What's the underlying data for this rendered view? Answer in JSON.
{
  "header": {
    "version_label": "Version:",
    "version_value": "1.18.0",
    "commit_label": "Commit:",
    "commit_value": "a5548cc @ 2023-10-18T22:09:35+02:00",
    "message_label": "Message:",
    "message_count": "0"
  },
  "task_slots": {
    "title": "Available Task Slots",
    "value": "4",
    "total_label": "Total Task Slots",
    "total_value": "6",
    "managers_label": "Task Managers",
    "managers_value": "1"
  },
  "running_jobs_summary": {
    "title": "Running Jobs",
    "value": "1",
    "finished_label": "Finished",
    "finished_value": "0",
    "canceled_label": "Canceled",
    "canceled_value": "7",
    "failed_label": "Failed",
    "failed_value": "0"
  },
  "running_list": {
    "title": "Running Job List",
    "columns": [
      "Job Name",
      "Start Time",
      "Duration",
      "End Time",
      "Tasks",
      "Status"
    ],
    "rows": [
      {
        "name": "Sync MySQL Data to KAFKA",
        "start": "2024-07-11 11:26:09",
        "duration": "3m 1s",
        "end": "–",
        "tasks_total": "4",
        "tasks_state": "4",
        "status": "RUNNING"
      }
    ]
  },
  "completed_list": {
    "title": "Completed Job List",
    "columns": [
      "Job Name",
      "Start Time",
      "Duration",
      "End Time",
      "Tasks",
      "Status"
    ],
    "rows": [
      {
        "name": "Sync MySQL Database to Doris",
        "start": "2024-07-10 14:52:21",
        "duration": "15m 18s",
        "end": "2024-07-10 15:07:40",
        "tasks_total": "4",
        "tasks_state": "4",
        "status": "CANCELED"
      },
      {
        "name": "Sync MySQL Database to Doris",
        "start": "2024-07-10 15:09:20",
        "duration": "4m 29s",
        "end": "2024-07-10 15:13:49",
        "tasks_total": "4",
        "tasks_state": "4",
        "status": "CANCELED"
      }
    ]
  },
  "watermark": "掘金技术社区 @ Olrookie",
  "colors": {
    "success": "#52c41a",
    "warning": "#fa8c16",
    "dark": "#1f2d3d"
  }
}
++++++++++++++++++++
• **Aim of the task**:
Copy every line above that includes the string "title".

• **Task result**:
    "title": "Available Task Slots",
    "title": "Running Jobs",
    "title": "Running Job List",
    "title": "Completed Job List",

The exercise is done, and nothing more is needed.